Saved data entries:
◆ ◆ ◆

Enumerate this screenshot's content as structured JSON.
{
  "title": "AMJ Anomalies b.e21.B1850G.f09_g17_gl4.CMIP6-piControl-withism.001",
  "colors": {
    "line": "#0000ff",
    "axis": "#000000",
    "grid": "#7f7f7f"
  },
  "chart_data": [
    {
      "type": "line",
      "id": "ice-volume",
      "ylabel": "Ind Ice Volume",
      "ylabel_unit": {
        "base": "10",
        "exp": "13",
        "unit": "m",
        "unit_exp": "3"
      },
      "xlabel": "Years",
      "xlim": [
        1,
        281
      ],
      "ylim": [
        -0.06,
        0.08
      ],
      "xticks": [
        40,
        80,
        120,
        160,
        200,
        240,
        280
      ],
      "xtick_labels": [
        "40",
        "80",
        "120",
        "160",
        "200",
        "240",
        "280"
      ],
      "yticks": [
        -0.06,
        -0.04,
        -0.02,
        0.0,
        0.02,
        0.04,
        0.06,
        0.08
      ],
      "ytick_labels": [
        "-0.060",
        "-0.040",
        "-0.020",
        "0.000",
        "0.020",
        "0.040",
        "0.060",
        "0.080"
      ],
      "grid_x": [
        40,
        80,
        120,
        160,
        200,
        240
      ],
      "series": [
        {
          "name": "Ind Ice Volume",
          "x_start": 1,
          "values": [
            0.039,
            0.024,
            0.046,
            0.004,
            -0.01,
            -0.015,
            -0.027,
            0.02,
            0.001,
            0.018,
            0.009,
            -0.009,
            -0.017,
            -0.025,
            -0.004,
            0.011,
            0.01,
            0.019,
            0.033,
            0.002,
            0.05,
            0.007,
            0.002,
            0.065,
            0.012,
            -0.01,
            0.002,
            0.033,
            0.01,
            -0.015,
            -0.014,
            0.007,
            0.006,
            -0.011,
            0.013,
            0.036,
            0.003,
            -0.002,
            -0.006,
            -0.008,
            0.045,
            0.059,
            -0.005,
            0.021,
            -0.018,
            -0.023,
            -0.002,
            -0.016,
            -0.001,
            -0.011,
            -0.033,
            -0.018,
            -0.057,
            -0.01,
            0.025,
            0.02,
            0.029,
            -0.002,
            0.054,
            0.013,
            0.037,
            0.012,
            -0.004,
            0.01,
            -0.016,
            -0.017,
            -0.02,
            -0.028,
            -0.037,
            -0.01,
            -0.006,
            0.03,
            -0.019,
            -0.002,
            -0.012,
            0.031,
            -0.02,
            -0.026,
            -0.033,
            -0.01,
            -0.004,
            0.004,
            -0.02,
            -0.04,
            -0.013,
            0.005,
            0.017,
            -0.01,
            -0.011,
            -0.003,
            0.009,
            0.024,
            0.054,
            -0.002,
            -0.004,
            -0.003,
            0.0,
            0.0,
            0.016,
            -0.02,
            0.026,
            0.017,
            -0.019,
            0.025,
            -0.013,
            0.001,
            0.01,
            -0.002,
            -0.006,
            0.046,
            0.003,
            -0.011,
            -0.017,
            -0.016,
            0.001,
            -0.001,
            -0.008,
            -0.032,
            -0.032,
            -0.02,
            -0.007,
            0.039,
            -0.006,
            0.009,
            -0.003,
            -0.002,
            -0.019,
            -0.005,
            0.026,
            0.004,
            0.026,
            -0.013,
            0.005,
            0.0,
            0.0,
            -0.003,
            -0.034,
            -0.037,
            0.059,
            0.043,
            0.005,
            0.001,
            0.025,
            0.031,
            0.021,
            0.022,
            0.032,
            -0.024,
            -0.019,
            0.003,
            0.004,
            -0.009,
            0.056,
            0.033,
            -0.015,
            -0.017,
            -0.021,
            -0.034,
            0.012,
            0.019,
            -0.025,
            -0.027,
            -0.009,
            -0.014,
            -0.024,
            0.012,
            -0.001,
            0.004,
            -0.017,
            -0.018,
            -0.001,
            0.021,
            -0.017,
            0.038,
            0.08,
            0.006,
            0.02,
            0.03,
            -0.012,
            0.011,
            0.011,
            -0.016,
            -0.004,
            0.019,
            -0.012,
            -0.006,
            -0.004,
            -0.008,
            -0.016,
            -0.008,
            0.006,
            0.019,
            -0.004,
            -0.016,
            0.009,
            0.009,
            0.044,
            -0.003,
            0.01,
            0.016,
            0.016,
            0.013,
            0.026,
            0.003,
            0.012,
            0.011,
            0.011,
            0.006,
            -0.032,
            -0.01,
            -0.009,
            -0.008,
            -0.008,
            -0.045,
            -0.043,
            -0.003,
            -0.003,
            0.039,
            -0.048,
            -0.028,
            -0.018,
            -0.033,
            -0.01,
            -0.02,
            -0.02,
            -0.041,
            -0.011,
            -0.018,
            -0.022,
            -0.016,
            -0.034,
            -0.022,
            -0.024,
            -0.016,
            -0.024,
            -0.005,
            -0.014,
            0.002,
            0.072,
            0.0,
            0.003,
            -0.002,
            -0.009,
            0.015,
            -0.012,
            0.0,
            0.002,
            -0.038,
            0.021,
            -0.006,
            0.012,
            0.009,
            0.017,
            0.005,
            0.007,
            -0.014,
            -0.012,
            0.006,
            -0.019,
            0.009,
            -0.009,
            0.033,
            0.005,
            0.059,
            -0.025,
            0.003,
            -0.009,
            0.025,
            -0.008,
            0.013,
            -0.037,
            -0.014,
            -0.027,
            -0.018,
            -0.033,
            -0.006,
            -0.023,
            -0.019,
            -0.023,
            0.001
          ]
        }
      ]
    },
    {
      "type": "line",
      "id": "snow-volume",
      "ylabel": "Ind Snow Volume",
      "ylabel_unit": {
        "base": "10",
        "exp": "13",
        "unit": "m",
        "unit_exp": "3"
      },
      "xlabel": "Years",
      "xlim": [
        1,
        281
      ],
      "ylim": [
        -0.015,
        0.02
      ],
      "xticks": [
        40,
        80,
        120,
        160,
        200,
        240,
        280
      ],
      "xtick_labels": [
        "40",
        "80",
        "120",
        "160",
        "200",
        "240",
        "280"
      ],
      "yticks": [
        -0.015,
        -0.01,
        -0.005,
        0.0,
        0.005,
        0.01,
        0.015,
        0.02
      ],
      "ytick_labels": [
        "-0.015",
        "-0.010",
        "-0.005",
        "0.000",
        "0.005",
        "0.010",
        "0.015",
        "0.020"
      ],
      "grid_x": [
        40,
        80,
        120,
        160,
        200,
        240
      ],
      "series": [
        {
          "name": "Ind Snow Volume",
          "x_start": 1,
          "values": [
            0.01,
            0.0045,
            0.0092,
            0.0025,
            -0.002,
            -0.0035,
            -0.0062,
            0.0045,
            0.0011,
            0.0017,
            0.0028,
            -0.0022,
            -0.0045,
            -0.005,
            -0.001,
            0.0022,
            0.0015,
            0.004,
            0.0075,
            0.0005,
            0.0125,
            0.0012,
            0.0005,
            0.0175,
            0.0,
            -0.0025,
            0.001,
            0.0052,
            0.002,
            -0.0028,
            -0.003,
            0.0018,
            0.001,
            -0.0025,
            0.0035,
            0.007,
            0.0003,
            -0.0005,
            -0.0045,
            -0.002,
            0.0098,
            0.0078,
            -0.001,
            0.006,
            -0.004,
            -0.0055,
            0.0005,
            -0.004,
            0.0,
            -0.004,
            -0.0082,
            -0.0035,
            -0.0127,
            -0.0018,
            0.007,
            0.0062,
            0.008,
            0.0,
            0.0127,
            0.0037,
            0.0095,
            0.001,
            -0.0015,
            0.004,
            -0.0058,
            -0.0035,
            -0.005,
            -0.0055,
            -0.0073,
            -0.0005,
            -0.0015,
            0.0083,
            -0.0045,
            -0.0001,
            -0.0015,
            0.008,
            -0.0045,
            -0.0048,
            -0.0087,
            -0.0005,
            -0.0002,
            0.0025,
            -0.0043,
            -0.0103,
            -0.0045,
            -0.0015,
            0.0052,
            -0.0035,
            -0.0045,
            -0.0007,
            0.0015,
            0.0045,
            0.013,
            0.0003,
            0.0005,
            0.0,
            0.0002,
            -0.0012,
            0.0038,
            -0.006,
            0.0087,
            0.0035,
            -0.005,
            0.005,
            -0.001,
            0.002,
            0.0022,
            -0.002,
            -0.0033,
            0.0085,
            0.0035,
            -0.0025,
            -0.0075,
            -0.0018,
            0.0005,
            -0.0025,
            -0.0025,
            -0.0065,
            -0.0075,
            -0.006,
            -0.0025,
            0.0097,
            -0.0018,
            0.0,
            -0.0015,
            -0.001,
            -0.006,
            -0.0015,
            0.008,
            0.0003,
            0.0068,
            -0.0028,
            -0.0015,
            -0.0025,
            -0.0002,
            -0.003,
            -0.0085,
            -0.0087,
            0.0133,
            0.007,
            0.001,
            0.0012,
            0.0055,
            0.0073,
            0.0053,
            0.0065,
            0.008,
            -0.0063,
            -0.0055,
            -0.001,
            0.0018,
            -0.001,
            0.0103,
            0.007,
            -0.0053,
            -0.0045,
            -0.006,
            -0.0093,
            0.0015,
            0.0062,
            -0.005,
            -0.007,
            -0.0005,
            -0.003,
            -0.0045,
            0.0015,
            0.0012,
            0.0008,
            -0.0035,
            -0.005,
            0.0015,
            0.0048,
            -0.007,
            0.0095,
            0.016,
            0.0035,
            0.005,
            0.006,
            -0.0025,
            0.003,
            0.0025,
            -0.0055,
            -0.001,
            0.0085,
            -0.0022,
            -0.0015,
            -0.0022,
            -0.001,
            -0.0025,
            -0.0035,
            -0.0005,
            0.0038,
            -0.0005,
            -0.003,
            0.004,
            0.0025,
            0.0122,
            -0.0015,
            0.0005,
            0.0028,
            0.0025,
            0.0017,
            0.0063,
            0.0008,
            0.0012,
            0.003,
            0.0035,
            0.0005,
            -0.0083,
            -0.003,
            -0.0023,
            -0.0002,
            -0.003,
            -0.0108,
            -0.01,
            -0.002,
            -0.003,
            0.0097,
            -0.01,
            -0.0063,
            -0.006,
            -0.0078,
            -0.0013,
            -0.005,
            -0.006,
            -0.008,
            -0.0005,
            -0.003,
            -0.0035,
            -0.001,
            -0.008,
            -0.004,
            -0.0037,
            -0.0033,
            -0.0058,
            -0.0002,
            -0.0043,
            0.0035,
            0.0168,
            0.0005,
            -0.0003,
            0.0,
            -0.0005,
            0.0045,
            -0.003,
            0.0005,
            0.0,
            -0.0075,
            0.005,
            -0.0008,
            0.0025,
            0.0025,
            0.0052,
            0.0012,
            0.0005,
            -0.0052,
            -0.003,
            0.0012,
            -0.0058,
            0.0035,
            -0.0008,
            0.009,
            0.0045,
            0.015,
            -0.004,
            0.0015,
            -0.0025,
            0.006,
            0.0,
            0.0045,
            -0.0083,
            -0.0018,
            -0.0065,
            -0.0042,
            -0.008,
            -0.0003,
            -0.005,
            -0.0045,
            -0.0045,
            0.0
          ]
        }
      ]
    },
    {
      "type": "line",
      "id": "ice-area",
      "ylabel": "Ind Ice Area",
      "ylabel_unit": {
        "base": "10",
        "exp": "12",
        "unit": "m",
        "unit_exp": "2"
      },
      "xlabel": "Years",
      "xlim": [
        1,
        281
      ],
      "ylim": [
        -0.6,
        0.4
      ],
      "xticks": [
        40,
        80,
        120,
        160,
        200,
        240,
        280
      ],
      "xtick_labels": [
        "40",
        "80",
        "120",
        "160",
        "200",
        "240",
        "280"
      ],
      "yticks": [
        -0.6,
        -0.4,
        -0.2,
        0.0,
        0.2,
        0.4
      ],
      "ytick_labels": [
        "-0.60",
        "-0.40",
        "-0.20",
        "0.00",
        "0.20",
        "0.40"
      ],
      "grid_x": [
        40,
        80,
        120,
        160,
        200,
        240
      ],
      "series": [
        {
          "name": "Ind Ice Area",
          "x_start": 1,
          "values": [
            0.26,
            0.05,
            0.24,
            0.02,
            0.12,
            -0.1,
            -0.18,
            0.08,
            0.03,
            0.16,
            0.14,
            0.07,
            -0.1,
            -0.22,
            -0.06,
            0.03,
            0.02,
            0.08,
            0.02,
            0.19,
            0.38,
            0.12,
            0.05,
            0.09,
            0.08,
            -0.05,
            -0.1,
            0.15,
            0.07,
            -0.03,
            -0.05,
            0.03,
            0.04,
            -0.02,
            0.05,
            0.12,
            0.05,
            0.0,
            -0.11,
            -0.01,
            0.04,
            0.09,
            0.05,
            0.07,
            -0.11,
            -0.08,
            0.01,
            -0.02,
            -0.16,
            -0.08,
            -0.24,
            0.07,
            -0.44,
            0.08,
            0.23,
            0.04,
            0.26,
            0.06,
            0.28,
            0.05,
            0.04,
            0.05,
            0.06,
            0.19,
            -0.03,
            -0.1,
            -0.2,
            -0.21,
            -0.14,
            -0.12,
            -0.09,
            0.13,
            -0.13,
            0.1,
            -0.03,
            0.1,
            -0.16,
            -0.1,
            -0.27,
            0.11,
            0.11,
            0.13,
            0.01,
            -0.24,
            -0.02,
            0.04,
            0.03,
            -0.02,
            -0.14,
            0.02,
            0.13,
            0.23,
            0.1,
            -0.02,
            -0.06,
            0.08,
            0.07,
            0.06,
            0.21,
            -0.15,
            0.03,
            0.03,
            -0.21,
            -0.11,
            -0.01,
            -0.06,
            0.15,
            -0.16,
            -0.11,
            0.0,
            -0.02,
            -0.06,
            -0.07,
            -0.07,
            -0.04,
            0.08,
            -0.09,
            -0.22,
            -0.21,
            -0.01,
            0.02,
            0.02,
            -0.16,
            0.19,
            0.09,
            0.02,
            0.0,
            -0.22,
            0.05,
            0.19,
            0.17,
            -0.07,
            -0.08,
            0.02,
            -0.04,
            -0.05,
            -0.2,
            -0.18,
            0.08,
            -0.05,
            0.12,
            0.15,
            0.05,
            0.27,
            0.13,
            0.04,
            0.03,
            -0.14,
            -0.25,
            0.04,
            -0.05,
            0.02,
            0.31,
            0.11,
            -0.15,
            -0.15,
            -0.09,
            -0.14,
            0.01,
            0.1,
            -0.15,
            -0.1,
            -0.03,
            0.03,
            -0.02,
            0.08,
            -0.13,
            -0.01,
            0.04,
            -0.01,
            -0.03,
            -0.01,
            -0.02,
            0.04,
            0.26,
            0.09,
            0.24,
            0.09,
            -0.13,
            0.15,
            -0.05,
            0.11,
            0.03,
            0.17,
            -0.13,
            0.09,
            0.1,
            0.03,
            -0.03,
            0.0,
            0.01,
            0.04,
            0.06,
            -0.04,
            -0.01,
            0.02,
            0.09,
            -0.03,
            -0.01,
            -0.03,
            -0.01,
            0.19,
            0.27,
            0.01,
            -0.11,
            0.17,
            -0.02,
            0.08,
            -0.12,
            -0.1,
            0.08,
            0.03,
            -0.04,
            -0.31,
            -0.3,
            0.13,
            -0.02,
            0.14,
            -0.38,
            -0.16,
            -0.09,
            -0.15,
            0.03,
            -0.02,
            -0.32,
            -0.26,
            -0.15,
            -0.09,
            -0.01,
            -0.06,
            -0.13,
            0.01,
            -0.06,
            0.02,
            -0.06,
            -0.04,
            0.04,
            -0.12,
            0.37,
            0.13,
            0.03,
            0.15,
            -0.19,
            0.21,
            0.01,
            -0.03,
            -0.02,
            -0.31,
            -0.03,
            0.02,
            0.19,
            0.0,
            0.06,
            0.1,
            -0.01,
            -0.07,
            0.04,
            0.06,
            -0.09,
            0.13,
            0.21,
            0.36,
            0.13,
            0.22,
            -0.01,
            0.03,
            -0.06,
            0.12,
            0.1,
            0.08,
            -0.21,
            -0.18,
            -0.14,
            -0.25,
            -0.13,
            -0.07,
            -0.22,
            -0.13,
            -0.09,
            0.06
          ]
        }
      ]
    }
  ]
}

◆ ◆ ◆

To be done =
Collect each line containing the string "name".

Problem solution =
          "name": "Ind Ice Volume",
          "name": "Ind Snow Volume",
          "name": "Ind Ice Area",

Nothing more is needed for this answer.